Turn every line of the material below into a numbered list, skipping blank lines and leaving the pictures out.

▼

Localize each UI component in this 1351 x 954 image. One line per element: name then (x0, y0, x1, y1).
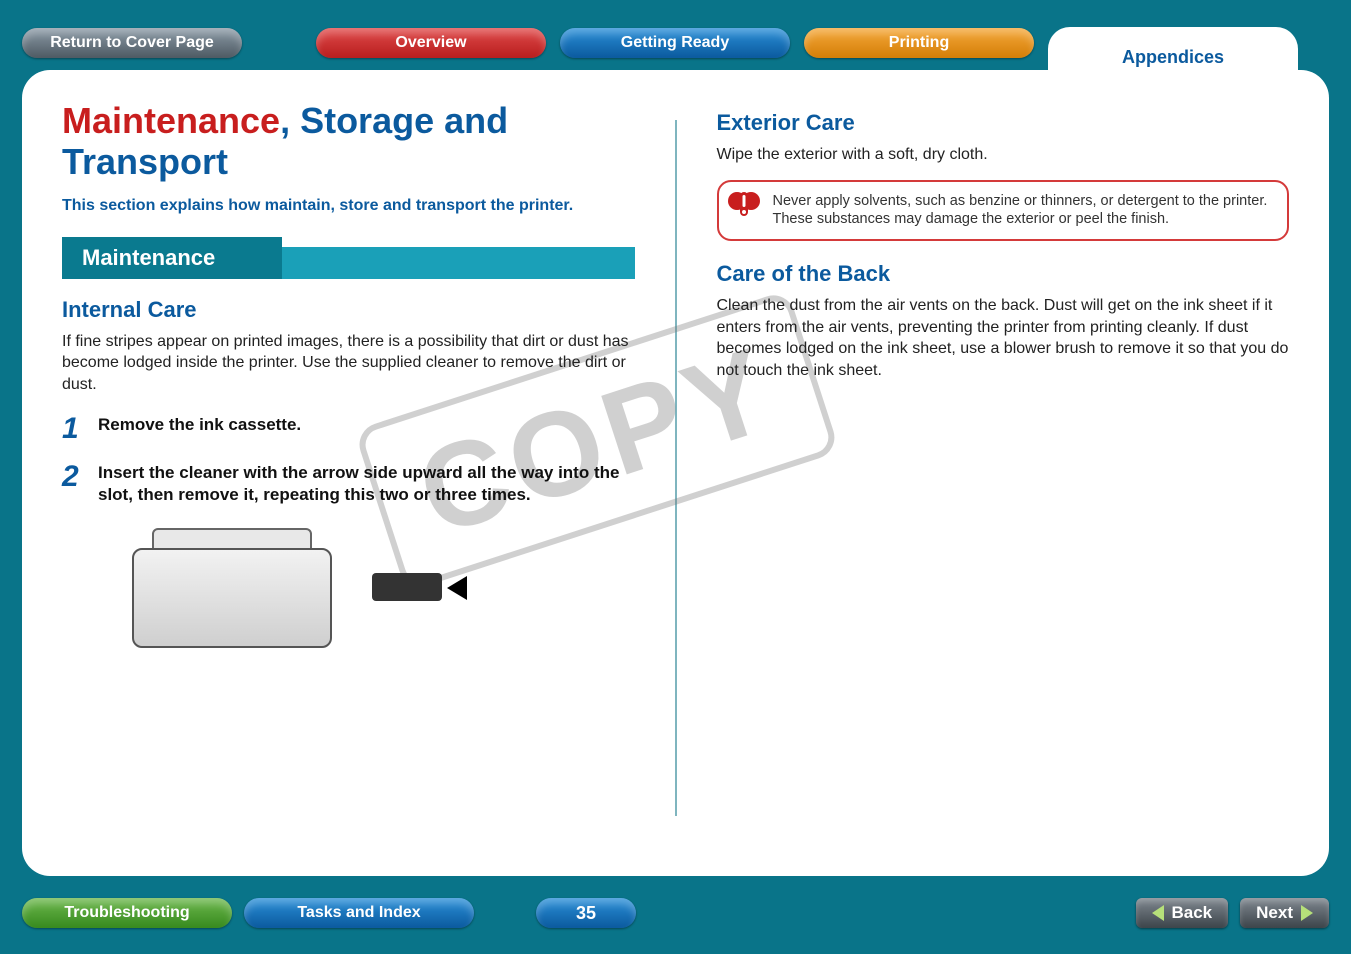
tab-overview[interactable]: Overview (316, 28, 546, 58)
intro-text: This section explains how maintain, stor… (62, 197, 622, 215)
tab-printing[interactable]: Printing (804, 28, 1034, 58)
title-highlight: Maintenance (62, 100, 280, 141)
page-title: Maintenance, Storage and Transport (62, 100, 635, 183)
step-2: 2 Insert the cleaner with the arrow side… (62, 462, 635, 506)
arrow-right-icon (1301, 905, 1313, 921)
care-of-back-body: Clean the dust from the air vents on the… (717, 295, 1290, 381)
back-label: Back (1172, 903, 1213, 923)
tasks-index-button[interactable]: Tasks and Index (244, 898, 474, 928)
return-cover-button[interactable]: Return to Cover Page (22, 28, 242, 58)
subheading-exterior-care: Exterior Care (717, 110, 1290, 136)
left-column: Maintenance, Storage and Transport This … (62, 100, 635, 856)
next-label: Next (1256, 903, 1293, 923)
warning-callout: Never apply solvents, such as benzine or… (717, 180, 1290, 242)
top-nav: Return to Cover Page Overview Getting Re… (22, 28, 1329, 58)
step-2-text: Insert the cleaner with the arrow side u… (98, 462, 635, 506)
arrow-insert-icon (447, 576, 467, 600)
subheading-internal-care: Internal Care (62, 297, 635, 323)
warning-icon (727, 188, 761, 222)
step-1-number: 1 (62, 414, 88, 444)
right-column: Exterior Care Wipe the exterior with a s… (717, 100, 1290, 856)
warning-text: Never apply solvents, such as benzine or… (773, 193, 1268, 228)
printer-illustration (122, 518, 412, 668)
internal-care-body: If fine stripes appear on printed images… (62, 331, 635, 396)
next-button[interactable]: Next (1240, 898, 1329, 928)
section-stripe (282, 237, 635, 279)
step-1-text: Remove the ink cassette. (98, 414, 301, 436)
troubleshooting-button[interactable]: Troubleshooting (22, 898, 232, 928)
section-heading-bar: Maintenance (62, 237, 635, 279)
app-frame: Return to Cover Page Overview Getting Re… (0, 0, 1351, 954)
bottom-bar: Troubleshooting Tasks and Index 35 Back … (22, 896, 1329, 930)
step-2-number: 2 (62, 462, 88, 492)
back-button[interactable]: Back (1136, 898, 1229, 928)
exterior-care-body: Wipe the exterior with a soft, dry cloth… (717, 144, 1290, 166)
page-panel: COPY Maintenance, Storage and Transport … (22, 70, 1329, 876)
arrow-left-icon (1152, 905, 1164, 921)
column-divider (675, 120, 677, 816)
subheading-care-of-back: Care of the Back (717, 261, 1290, 287)
tab-getting-ready[interactable]: Getting Ready (560, 28, 790, 58)
section-label: Maintenance (62, 237, 282, 279)
page-number-badge: 35 (536, 898, 636, 928)
step-1: 1 Remove the ink cassette. (62, 414, 635, 444)
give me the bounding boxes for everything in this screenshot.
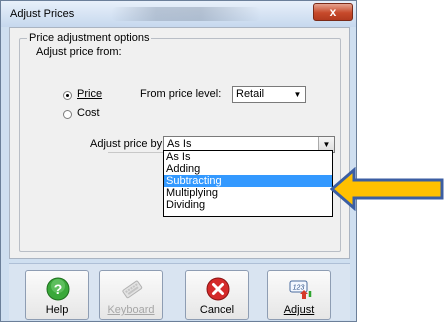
help-button[interactable]: ? Help (25, 270, 89, 320)
cancel-label: Cancel (199, 304, 235, 316)
cancel-button[interactable]: Cancel (185, 270, 249, 320)
svg-text:123: 123 (293, 285, 305, 292)
keyboard-icon (122, 280, 143, 299)
list-item[interactable]: Dividing (164, 199, 332, 211)
cost-radio[interactable] (63, 110, 72, 119)
list-item[interactable]: Multiplying (164, 187, 332, 199)
adjust-by-dropdown-list[interactable]: As Is Adding Subtracting Multiplying Div… (163, 150, 333, 217)
help-icon: ? (46, 277, 70, 301)
cost-radio-label[interactable]: Cost (77, 107, 100, 119)
from-price-level-label: From price level: (140, 88, 222, 100)
svg-text:?: ? (54, 281, 63, 297)
title-bar[interactable]: Adjust Prices x (1, 1, 356, 27)
left-arrow-pointer-icon (330, 167, 444, 211)
keyboard-button[interactable]: Keyboard (99, 270, 163, 320)
chevron-down-icon[interactable]: ▼ (290, 87, 305, 102)
adjust-from-label: Adjust price from: (36, 46, 122, 58)
keyboard-label: Keyboard (107, 304, 155, 316)
adjust-button[interactable]: 123 Adjust (267, 270, 331, 320)
price-radio[interactable] (63, 91, 72, 100)
list-item[interactable]: Adding (164, 163, 332, 175)
adjust-by-label: Adjust price by: (90, 138, 166, 150)
adjust-label: Adjust (283, 304, 315, 316)
adjust-prices-dialog: Adjust Prices x Price adjustment options… (0, 0, 357, 322)
cancel-icon (206, 277, 230, 301)
list-item[interactable]: As Is (164, 151, 332, 163)
group-legend: Price adjustment options (27, 32, 152, 44)
price-level-value: Retail (236, 88, 265, 100)
window-title: Adjust Prices (10, 8, 75, 20)
close-button[interactable]: x (313, 3, 353, 21)
title-bar-blur (111, 7, 261, 21)
adjust-icon: 123 (289, 280, 312, 299)
help-label: Help (45, 304, 69, 316)
adjust-by-value: As Is (167, 138, 192, 150)
dialog-body: Price adjustment options Adjust price fr… (9, 27, 350, 259)
price-level-select[interactable]: Retail ▼ (232, 86, 306, 103)
toolbar: ? Help Keyboard Cancel 123 Adjust (9, 263, 350, 320)
list-item[interactable]: Subtracting (164, 175, 332, 187)
close-icon: x (329, 5, 337, 19)
price-radio-label[interactable]: Price (77, 88, 102, 100)
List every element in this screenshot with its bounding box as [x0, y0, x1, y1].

▲

* FINISHED EXERCISE *
1. Localize each UI component in this 1351 x 954 image. One line per element: name then (x0, y0, x1, y1).
2. tab-overview[interactable]: Overview (316, 28, 546, 58)
3. intro-text: This section explains how maintain, stor… (62, 197, 622, 215)
4. tab-printing[interactable]: Printing (804, 28, 1034, 58)
5. title-highlight: Maintenance (62, 100, 280, 141)
6. page-title: Maintenance, Storage and Transport (62, 100, 635, 183)
7. step-2: 2 Insert the cleaner with the arrow side… (62, 462, 635, 506)
8. arrow-right-icon (1301, 905, 1313, 921)
9. care-of-back-body: Clean the dust from the air vents on the… (717, 295, 1290, 381)
10. back-label: Back (1172, 903, 1213, 923)
11. tasks-index-button[interactable]: Tasks and Index (244, 898, 474, 928)
12. return-cover-button[interactable]: Return to Cover Page (22, 28, 242, 58)
13. subheading-exterior-care: Exterior Care (717, 110, 1290, 136)
14. left-column: Maintenance, Storage and Transport This … (62, 100, 635, 856)
15. next-label: Next (1256, 903, 1293, 923)
16. warning-callout: Never apply solvents, such as benzine or… (717, 180, 1290, 242)
17. top-nav: Return to Cover Page Overview Getting Re… (22, 28, 1329, 58)
18. step-2-text: Insert the cleaner with the arrow side u… (98, 462, 635, 506)
19. arrow-insert-icon (447, 576, 467, 600)
20. subheading-internal-care: Internal Care (62, 297, 635, 323)
21. warning-icon (727, 188, 761, 222)
22. step-1-number: 1 (62, 414, 88, 444)
23. right-column: Exterior Care Wipe the exterior with a s… (717, 100, 1290, 856)
24. warning-text: Never apply solvents, such as benzine or… (773, 193, 1268, 228)
25. printer-illustration (122, 518, 412, 668)
26. internal-care-body: If fine stripes appear on printed images… (62, 331, 635, 396)
27. next-button[interactable]: Next (1240, 898, 1329, 928)
28. section-stripe (282, 237, 635, 279)
29. step-1-text: Remove the ink cassette. (98, 414, 301, 436)
30. troubleshooting-button[interactable]: Troubleshooting (22, 898, 232, 928)
31. section-heading-bar: Maintenance (62, 237, 635, 279)
32. app-frame: Return to Cover Page Overview Getting Re… (0, 0, 1351, 954)
33. bottom-bar: Troubleshooting Tasks and Index 35 Back … (22, 896, 1329, 930)
34. step-2-number: 2 (62, 462, 88, 492)
35. back-button[interactable]: Back (1136, 898, 1229, 928)
36. exterior-care-body: Wipe the exterior with a soft, dry cloth… (717, 144, 1290, 166)
37. page-panel: COPY Maintenance, Storage and Transport … (22, 70, 1329, 876)
38. arrow-left-icon (1152, 905, 1164, 921)
39. column-divider (675, 120, 677, 816)
40. subheading-care-of-back: Care of the Back (717, 261, 1290, 287)
41. tab-getting-ready[interactable]: Getting Ready (560, 28, 790, 58)
42. section-label: Maintenance (62, 237, 282, 279)
43. page-number-badge: 35 (536, 898, 636, 928)
44. step-1: 1 Remove the ink cassette. (62, 414, 635, 444)
45. give me the bounding boxes for everything in this screenshot.
46. help-button[interactable]: ? Help (25, 270, 89, 320)
47. cancel-label: Cancel (199, 304, 235, 316)
48. cancel-button[interactable]: Cancel (185, 270, 249, 320)
49. svg-text:123: 123 (293, 285, 305, 292)
50. keyboard-icon (122, 280, 143, 299)
51. list-item[interactable]: Dividing (164, 199, 332, 211)
52. cost-radio[interactable] (63, 110, 72, 119)
53. list-item[interactable]: Multiplying (164, 187, 332, 199)
54. adjust-by-dropdown-list[interactable]: As Is Adding Subtracting Multiplying Div… (163, 150, 333, 217)
55. help-icon: ? (46, 277, 70, 301)
56. cost-radio-label[interactable]: Cost (77, 107, 100, 119)
57. from-price-level-label: From price level: (140, 88, 222, 100)
58. svg-text:?: ? (54, 281, 63, 297)
59. title-bar[interactable]: Adjust Prices x (1, 1, 356, 27)
60. left-arrow-pointer-icon (330, 167, 444, 211)
61. keyboard-button[interactable]: Keyboard (99, 270, 163, 320)
62. chevron-down-icon[interactable]: ▼ (290, 87, 305, 102)
63. adjust-from-label: Adjust price from: (36, 46, 122, 58)
64. keyboard-label: Keyboard (107, 304, 155, 316)
65. adjust-button[interactable]: 123 Adjust (267, 270, 331, 320)
66. price-radio[interactable] (63, 91, 72, 100)
67. list-item[interactable]: Adding (164, 163, 332, 175)
68. adjust-by-label: Adjust price by: (90, 138, 166, 150)
69. adjust-label: Adjust (283, 304, 315, 316)
70. adjust-prices-dialog: Adjust Prices x Price adjustment options… (0, 0, 357, 322)
71. cancel-icon (206, 277, 230, 301)
72. list-item[interactable]: As Is (164, 151, 332, 163)
73. group-legend: Price adjustment options (27, 32, 152, 44)
74. price-level-value: Retail (236, 88, 265, 100)
75. window-title: Adjust Prices (10, 8, 75, 20)
76. close-button[interactable]: x (313, 3, 353, 21)
77. title-bar-blur (111, 7, 261, 21)
78. adjust-icon: 123 (289, 280, 312, 299)
79. help-label: Help (45, 304, 69, 316)
80. adjust-by-value: As Is (167, 138, 192, 150)
81. dialog-body: Price adjustment options Adjust price fr… (9, 27, 350, 259)
82. price-level-select[interactable]: Retail ▼ (232, 86, 306, 103)
83. toolbar: ? Help Keyboard Cancel 123 Adjust (9, 263, 350, 320)
84. list-item[interactable]: Subtracting (164, 175, 332, 187)
85. close-icon: x (329, 5, 337, 19)
86. price-radio-label[interactable]: Price (77, 88, 102, 100)
87. List every element in this screenshot with its bounding box as [x0, y0, x1, y1].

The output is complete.